** Given exercise **
Go through the records and give each one again exactly.

==== Input rows ====

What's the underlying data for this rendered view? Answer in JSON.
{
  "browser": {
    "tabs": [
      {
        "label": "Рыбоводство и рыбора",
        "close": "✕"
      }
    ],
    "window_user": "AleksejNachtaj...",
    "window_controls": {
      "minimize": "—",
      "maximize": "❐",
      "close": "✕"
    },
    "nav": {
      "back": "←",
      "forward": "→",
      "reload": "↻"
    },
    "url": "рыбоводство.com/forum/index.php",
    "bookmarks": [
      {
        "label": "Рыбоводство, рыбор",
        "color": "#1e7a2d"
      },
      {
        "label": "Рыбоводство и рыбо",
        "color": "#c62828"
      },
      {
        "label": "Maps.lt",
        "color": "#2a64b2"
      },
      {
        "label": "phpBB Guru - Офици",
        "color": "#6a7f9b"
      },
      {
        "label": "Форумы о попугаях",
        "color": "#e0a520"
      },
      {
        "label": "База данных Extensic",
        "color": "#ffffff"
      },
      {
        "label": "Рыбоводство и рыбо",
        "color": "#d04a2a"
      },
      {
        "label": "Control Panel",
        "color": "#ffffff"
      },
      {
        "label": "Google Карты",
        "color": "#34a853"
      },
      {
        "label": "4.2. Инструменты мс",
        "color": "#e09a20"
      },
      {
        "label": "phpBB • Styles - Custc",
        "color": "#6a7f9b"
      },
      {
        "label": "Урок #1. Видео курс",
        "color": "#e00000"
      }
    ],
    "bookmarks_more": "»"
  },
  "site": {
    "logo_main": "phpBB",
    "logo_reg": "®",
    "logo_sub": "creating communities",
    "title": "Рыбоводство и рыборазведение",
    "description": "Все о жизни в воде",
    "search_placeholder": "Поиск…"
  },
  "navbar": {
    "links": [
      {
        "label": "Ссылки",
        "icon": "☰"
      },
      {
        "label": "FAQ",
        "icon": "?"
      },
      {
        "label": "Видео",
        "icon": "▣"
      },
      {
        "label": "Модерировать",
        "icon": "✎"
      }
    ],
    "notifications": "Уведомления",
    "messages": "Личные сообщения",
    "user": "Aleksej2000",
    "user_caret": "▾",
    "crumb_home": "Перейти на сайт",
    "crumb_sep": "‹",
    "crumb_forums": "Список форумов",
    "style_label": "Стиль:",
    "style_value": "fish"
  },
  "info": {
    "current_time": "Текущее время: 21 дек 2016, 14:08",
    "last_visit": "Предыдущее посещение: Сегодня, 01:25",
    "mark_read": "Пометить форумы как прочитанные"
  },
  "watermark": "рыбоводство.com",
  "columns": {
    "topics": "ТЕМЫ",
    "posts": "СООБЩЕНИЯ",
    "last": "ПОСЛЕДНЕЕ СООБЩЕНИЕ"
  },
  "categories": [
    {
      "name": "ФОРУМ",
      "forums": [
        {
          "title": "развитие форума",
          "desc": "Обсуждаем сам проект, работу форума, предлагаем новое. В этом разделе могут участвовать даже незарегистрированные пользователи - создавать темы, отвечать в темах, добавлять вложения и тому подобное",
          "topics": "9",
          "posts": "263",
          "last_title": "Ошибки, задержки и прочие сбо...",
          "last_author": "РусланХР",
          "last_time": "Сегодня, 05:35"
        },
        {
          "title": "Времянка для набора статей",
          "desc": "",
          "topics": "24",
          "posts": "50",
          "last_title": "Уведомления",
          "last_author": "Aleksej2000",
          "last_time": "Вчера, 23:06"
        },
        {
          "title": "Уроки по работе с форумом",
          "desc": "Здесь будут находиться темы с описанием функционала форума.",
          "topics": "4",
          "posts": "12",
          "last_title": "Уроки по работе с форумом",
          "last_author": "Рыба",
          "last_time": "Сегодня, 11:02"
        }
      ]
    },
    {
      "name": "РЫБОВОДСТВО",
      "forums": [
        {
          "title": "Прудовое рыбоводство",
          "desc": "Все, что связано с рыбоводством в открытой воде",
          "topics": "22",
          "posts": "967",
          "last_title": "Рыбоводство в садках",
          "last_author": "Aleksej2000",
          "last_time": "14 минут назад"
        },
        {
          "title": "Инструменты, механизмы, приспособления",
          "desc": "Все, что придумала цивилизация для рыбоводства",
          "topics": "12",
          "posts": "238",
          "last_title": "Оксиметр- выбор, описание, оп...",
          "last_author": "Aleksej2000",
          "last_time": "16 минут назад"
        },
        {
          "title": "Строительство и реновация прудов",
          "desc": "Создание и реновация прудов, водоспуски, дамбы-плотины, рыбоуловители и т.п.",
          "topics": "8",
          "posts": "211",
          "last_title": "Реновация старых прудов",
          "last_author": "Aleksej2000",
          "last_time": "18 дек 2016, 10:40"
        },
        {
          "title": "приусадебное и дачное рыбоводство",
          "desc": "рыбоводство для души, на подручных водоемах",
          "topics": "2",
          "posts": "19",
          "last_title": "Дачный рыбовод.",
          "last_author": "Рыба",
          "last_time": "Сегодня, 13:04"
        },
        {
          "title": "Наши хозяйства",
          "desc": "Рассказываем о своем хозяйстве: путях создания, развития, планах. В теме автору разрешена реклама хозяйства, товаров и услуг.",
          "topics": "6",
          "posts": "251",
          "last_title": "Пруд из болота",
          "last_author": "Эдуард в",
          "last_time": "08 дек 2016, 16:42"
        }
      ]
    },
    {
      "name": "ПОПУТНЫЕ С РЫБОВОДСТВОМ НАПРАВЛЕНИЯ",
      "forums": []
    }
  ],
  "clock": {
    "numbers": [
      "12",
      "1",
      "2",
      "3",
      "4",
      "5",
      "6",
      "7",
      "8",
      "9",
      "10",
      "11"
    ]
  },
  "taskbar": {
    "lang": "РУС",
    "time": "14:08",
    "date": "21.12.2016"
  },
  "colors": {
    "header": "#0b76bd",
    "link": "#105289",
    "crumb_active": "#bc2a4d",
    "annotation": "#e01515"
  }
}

====

** Reply to the task **
What's the underlying data for this rendered view? Answer in JSON.
{
  "browser": {
    "tabs": [
      {
        "label": "Рыбоводство и рыбора",
        "close": "✕"
      }
    ],
    "window_user": "AleksejNachtaj...",
    "window_controls": {
      "minimize": "—",
      "maximize": "❐",
      "close": "✕"
    },
    "nav": {
      "back": "←",
      "forward": "→",
      "reload": "↻"
    },
    "url": "рыбоводство.com/forum/index.php",
    "bookmarks": [
      {
        "label": "Рыбоводство, рыбор",
        "color": "#1e7a2d"
      },
      {
        "label": "Рыбоводство и рыбо",
        "color": "#c62828"
      },
      {
        "label": "Maps.lt",
        "color": "#2a64b2"
      },
      {
        "label": "phpBB Guru - Офици",
        "color": "#6a7f9b"
      },
      {
        "label": "Форумы о попугаях",
        "color": "#e0a520"
      },
      {
        "label": "База данных Extensic",
        "color": "#ffffff"
      },
      {
        "label": "Рыбоводство и рыбо",
        "color": "#d04a2a"
      },
      {
        "label": "Control Panel",
        "color": "#ffffff"
      },
      {
        "label": "Google Карты",
        "color": "#34a853"
      },
      {
        "label": "4.2. Инструменты мс",
        "color": "#e09a20"
      },
      {
        "label": "phpBB • Styles - Custc",
        "color": "#6a7f9b"
      },
      {
        "label": "Урок #1. Видео курс",
        "color": "#e00000"
      }
    ],
    "bookmarks_more": "»"
  },
  "site": {
    "logo_main": "phpBB",
    "logo_reg": "®",
    "logo_sub": "creating communities",
    "title": "Рыбоводство и рыборазведение",
    "description": "Все о жизни в воде",
    "search_placeholder": "Поиск…"
  },
  "navbar": {
    "links": [
      {
        "label": "Ссылки",
        "icon": "☰"
      },
      {
        "label": "FAQ",
        "icon": "?"
      },
      {
        "label": "Видео",
        "icon": "▣"
      },
      {
        "label": "Модерировать",
        "icon": "✎"
      }
    ],
    "notifications": "Уведомления",
    "messages": "Личные сообщения",
    "user": "Aleksej2000",
    "user_caret": "▾",
    "crumb_home": "Перейти на сайт",
    "crumb_sep": "‹",
    "crumb_forums": "Список форумов",
    "style_label": "Стиль:",
    "style_value": "fish"
  },
  "info": {
    "current_time": "Текущее время: 21 дек 2016, 14:08",
    "last_visit": "Предыдущее посещение: Сегодня, 01:25",
    "mark_read": "Пометить форумы как прочитанные"
  },
  "watermark": "рыбоводство.com",
  "columns": {
    "topics": "ТЕМЫ",
    "posts": "СООБЩЕНИЯ",
    "last": "ПОСЛЕДНЕЕ СООБЩЕНИЕ"
  },
  "categories": [
    {
      "name": "ФОРУМ",
      "forums": [
        {
          "title": "развитие форума",
          "desc": "Обсуждаем сам проект, работу форума, предлагаем новое. В этом разделе могут участвовать даже незарегистрированные пользователи - создавать темы, отвечать в темах, добавлять вложения и тому подобное",
          "topics": "9",
          "posts": "263",
          "last_title": "Ошибки, задержки и прочие сбо...",
          "last_author": "РусланХР",
          "last_time": "Сегодня, 05:35"
        },
        {
          "title": "Времянка для набора статей",
          "desc": "",
          "topics": "24",
          "posts": "50",
          "last_title": "Уведомления",
          "last_author": "Aleksej2000",
          "last_time": "Вчера, 23:06"
        },
        {
          "title": "Уроки по работе с форумом",
          "desc": "Здесь будут находиться темы с описанием функционала форума.",
          "topics": "4",
          "posts": "12",
          "last_title": "Уроки по работе с форумом",
          "last_author": "Рыба",
          "last_time": "Сегодня, 11:02"
        }
      ]
    },
    {
      "name": "РЫБОВОДСТВО",
      "forums": [
        {
          "title": "Прудовое рыбоводство",
          "desc": "Все, что связано с рыбоводством в открытой воде",
          "topics": "22",
          "posts": "967",
          "last_title": "Рыбоводство в садках",
          "last_author": "Aleksej2000",
          "last_time": "14 минут назад"
        },
        {
          "title": "Инструменты, механизмы, приспособления",
          "desc": "Все, что придумала цивилизация для рыбоводства",
          "topics": "12",
          "posts": "238",
          "last_title": "Оксиметр- выбор, описание, оп...",
          "last_author": "Aleksej2000",
          "last_time": "16 минут назад"
        },
        {
          "title": "Строительство и реновация прудов",
          "desc": "Создание и реновация прудов, водоспуски, дамбы-плотины, рыбоуловители и т.п.",
          "topics": "8",
          "posts": "211",
          "last_title": "Реновация старых прудов",
          "last_author": "Aleksej2000",
          "last_time": "18 дек 2016, 10:40"
        },
        {
          "title": "приусадебное и дачное рыбоводство",
          "desc": "рыбоводство для души, на подручных водоемах",
          "topics": "2",
          "posts": "19",
          "last_title": "Дачный рыбовод.",
          "last_author": "Рыба",
          "last_time": "Сегодня, 13:04"
        },
        {
          "title": "Наши хозяйства",
          "desc": "Рассказываем о своем хозяйстве: путях создания, развития, планах. В теме автору разрешена реклама хозяйства, товаров и услуг.",
          "topics": "6",
          "posts": "251",
          "last_title": "Пруд из болота",
          "last_author": "Эдуард в",
          "last_time": "08 дек 2016, 16:42"
        }
      ]
    },
    {
      "name": "ПОПУТНЫЕ С РЫБОВОДСТВОМ НАПРАВЛЕНИЯ",
      "forums": []
    }
  ],
  "clock": {
    "numbers": [
      "12",
      "1",
      "2",
      "3",
      "4",
      "5",
      "6",
      "7",
      "8",
      "9",
      "10",
      "11"
    ]
  },
  "taskbar": {
    "lang": "РУС",
    "time": "14:08",
    "date": "21.12.2016"
  },
  "colors": {
    "header": "#0b76bd",
    "link": "#105289",
    "crumb_active": "#bc2a4d",
    "annotation": "#e01515"
  }
}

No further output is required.